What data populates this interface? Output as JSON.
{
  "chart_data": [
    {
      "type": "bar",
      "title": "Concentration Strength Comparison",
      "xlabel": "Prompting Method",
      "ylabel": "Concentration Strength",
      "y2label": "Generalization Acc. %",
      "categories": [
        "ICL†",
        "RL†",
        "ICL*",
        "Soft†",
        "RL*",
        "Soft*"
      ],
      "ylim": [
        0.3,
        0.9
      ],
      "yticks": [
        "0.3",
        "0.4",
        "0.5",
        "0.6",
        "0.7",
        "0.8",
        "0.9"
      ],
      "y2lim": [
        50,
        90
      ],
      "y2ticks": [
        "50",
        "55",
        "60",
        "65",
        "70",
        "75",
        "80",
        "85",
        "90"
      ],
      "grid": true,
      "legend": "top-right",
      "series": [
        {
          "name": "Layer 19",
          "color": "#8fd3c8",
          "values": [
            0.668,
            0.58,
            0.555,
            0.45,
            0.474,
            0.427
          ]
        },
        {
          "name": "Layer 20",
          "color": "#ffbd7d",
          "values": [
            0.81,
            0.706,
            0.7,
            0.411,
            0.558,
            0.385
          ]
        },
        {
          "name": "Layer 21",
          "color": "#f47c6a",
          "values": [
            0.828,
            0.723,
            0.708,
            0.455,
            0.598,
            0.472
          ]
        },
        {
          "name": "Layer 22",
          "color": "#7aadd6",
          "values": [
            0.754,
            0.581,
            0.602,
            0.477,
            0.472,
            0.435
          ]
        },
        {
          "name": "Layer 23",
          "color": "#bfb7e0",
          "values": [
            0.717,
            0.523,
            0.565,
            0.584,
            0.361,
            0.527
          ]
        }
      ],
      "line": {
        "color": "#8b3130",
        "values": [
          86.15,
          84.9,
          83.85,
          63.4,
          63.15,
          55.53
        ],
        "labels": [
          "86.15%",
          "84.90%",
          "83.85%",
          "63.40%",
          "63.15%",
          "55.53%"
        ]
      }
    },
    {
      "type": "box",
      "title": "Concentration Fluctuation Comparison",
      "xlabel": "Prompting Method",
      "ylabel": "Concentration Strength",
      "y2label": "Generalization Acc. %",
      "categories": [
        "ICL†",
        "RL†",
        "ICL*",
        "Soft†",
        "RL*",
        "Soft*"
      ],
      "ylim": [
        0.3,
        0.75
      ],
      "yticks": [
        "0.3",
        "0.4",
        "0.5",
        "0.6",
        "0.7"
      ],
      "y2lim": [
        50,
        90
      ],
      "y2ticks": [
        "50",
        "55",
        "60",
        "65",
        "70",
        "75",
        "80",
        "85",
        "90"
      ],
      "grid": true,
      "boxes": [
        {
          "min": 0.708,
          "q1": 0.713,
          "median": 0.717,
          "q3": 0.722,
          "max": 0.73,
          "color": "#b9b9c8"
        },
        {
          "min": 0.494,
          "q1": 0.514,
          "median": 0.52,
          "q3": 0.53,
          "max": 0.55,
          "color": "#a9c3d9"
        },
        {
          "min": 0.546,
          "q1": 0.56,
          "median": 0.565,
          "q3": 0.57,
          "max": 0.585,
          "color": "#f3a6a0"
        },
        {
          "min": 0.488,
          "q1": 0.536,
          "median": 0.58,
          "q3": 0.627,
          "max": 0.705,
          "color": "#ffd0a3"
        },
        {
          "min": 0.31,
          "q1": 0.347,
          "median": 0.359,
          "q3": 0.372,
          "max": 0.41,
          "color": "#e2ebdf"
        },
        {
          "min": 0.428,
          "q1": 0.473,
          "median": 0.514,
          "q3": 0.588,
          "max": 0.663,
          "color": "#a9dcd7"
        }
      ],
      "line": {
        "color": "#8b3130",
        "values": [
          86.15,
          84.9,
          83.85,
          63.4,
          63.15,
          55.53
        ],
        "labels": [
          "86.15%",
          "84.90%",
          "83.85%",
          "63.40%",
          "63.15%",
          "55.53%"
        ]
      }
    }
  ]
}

########

### The request
Identify and copy lines that hold the string "title".

### Finished exercise
      "title": "Concentration Strength Comparison",
      "title": "Concentration Fluctuation Comparison",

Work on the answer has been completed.